> _REQUIRED WORK_
Write out every entry precisely as given, leaving the pictures out.
------
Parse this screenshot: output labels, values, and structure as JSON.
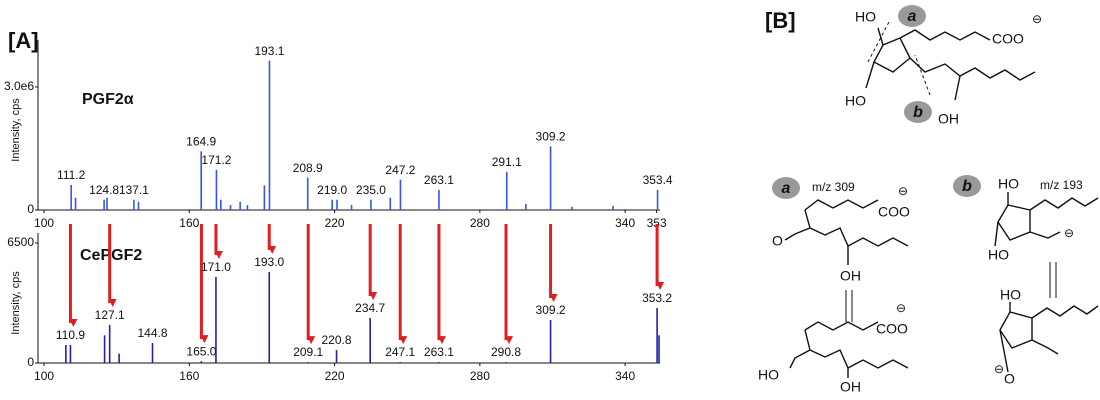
{
  "panel_labels": [
    "[A]",
    "[B]"
  ],
  "chart_data": [
    {
      "type": "bar",
      "ylabel": "Intensity, cps",
      "xlim": [
        97.5,
        354.4
      ],
      "xticks": [
        100,
        160,
        220,
        280,
        340,
        353
      ],
      "ylim": [
        0,
        3900000
      ],
      "yticks": [
        0,
        {
          "value": 3000000,
          "label": "3.0e6"
        }
      ],
      "series": [
        {
          "name": "PGF2α",
          "color": "#3355ee",
          "x": [
            111.2,
            113,
            124.8,
            126,
            137.1,
            139,
            164.9,
            171.2,
            173,
            177,
            181,
            184,
            191,
            193.1,
            208.9,
            219.0,
            221,
            227,
            235.0,
            243,
            247.2,
            263.1,
            291.1,
            299,
            309.2,
            318,
            335,
            353.4
          ],
          "values": [
            610000,
            300000,
            250000,
            300000,
            250000,
            200000,
            1430000,
            980000,
            250000,
            120000,
            200000,
            120000,
            600000,
            3640000,
            790000,
            250000,
            250000,
            120000,
            250000,
            300000,
            740000,
            490000,
            930000,
            150000,
            1550000,
            80000,
            100000,
            490000
          ],
          "point_labels": [
            "111.2",
            null,
            "124.8",
            null,
            "137.1",
            null,
            "164.9",
            "171.2",
            null,
            null,
            null,
            null,
            null,
            "193.1",
            "208.9",
            "219.0",
            null,
            null,
            "235.0",
            null,
            "247.2",
            "263.1",
            "291.1",
            null,
            "309.2",
            null,
            null,
            "353.4"
          ]
        }
      ]
    },
    {
      "type": "bar",
      "ylabel": "Intensity, cps",
      "xlim": [
        97.5,
        354.4
      ],
      "xticks": [
        100,
        160,
        220,
        280,
        340
      ],
      "ylim": [
        0,
        6500
      ],
      "yticks": [
        0,
        6500
      ],
      "series": [
        {
          "name": "CePGF2",
          "color": "#2222aa",
          "x": [
            109,
            110.9,
            125,
            127.1,
            131,
            144.8,
            165.0,
            171.0,
            193.0,
            209.1,
            220.8,
            234.7,
            247.1,
            263.1,
            290.8,
            309.2,
            353.2,
            354
          ],
          "values": [
            975,
            975,
            1500,
            2060,
            500,
            1080,
            100,
            4660,
            4930,
            50,
            700,
            2440,
            50,
            50,
            50,
            2330,
            2980,
            1500
          ],
          "point_labels": [
            null,
            "110.9",
            null,
            "127.1",
            null,
            "144.8",
            "165.0",
            "171.0",
            "193.0",
            "209.1",
            "220.8",
            "234.7",
            "247.1",
            "263.1",
            "290.8",
            "309.2",
            "353.2",
            null
          ]
        }
      ]
    }
  ],
  "scheme": {
    "texts": [
      "HO",
      "a",
      "COO",
      "⊖",
      "HO",
      "b",
      "OH",
      "a",
      "m/z 309",
      "COO",
      "⊖",
      "O",
      "OH",
      "HO",
      "COO",
      "⊖",
      "OH",
      "b",
      "HO",
      "m/z 193",
      "⊖",
      "HO",
      "HO",
      "O",
      "⊖"
    ]
  }
}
------
> _FULL RESPONSE_
Parse this screenshot: output labels, values, and structure as JSON.
{
  "panel_labels": [
    "[A]",
    "[B]"
  ],
  "chart_data": [
    {
      "type": "bar",
      "ylabel": "Intensity, cps",
      "xlim": [
        97.5,
        354.4
      ],
      "xticks": [
        100,
        160,
        220,
        280,
        340,
        353
      ],
      "ylim": [
        0,
        3900000
      ],
      "yticks": [
        0,
        {
          "value": 3000000,
          "label": "3.0e6"
        }
      ],
      "series": [
        {
          "name": "PGF2α",
          "color": "#3355ee",
          "x": [
            111.2,
            113,
            124.8,
            126,
            137.1,
            139,
            164.9,
            171.2,
            173,
            177,
            181,
            184,
            191,
            193.1,
            208.9,
            219.0,
            221,
            227,
            235.0,
            243,
            247.2,
            263.1,
            291.1,
            299,
            309.2,
            318,
            335,
            353.4
          ],
          "values": [
            610000,
            300000,
            250000,
            300000,
            250000,
            200000,
            1430000,
            980000,
            250000,
            120000,
            200000,
            120000,
            600000,
            3640000,
            790000,
            250000,
            250000,
            120000,
            250000,
            300000,
            740000,
            490000,
            930000,
            150000,
            1550000,
            80000,
            100000,
            490000
          ],
          "point_labels": [
            "111.2",
            null,
            "124.8",
            null,
            "137.1",
            null,
            "164.9",
            "171.2",
            null,
            null,
            null,
            null,
            null,
            "193.1",
            "208.9",
            "219.0",
            null,
            null,
            "235.0",
            null,
            "247.2",
            "263.1",
            "291.1",
            null,
            "309.2",
            null,
            null,
            "353.4"
          ]
        }
      ]
    },
    {
      "type": "bar",
      "ylabel": "Intensity, cps",
      "xlim": [
        97.5,
        354.4
      ],
      "xticks": [
        100,
        160,
        220,
        280,
        340
      ],
      "ylim": [
        0,
        6500
      ],
      "yticks": [
        0,
        6500
      ],
      "series": [
        {
          "name": "CePGF2",
          "color": "#2222aa",
          "x": [
            109,
            110.9,
            125,
            127.1,
            131,
            144.8,
            165.0,
            171.0,
            193.0,
            209.1,
            220.8,
            234.7,
            247.1,
            263.1,
            290.8,
            309.2,
            353.2,
            354
          ],
          "values": [
            975,
            975,
            1500,
            2060,
            500,
            1080,
            100,
            4660,
            4930,
            50,
            700,
            2440,
            50,
            50,
            50,
            2330,
            2980,
            1500
          ],
          "point_labels": [
            null,
            "110.9",
            null,
            "127.1",
            null,
            "144.8",
            "165.0",
            "171.0",
            "193.0",
            "209.1",
            "220.8",
            "234.7",
            "247.1",
            "263.1",
            "290.8",
            "309.2",
            "353.2",
            null
          ]
        }
      ]
    }
  ],
  "scheme": {
    "texts": [
      "HO",
      "a",
      "COO",
      "⊖",
      "HO",
      "b",
      "OH",
      "a",
      "m/z 309",
      "COO",
      "⊖",
      "O",
      "OH",
      "HO",
      "COO",
      "⊖",
      "OH",
      "b",
      "HO",
      "m/z 193",
      "⊖",
      "HO",
      "HO",
      "O",
      "⊖"
    ]
  }
}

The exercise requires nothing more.